* **Task to complete**: Determine the number of lines where "label" occurs and reply with that number by itself.

Collected data entries
## Start

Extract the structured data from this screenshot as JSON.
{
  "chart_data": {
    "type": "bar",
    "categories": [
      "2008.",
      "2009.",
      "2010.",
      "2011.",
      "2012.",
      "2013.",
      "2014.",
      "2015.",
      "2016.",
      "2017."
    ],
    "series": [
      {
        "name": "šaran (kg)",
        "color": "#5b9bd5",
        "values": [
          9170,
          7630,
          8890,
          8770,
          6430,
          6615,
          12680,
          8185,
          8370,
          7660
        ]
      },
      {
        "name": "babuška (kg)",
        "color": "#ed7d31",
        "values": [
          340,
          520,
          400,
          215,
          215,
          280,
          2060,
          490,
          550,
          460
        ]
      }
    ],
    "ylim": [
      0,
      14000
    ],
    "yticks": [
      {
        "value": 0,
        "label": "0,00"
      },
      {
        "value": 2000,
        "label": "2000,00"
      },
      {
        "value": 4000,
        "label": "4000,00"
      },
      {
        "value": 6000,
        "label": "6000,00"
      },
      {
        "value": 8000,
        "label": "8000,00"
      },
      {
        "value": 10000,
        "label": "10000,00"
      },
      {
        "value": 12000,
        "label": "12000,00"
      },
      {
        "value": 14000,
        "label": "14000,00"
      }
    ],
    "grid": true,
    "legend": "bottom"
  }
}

## End

* **Reply to the task**: 8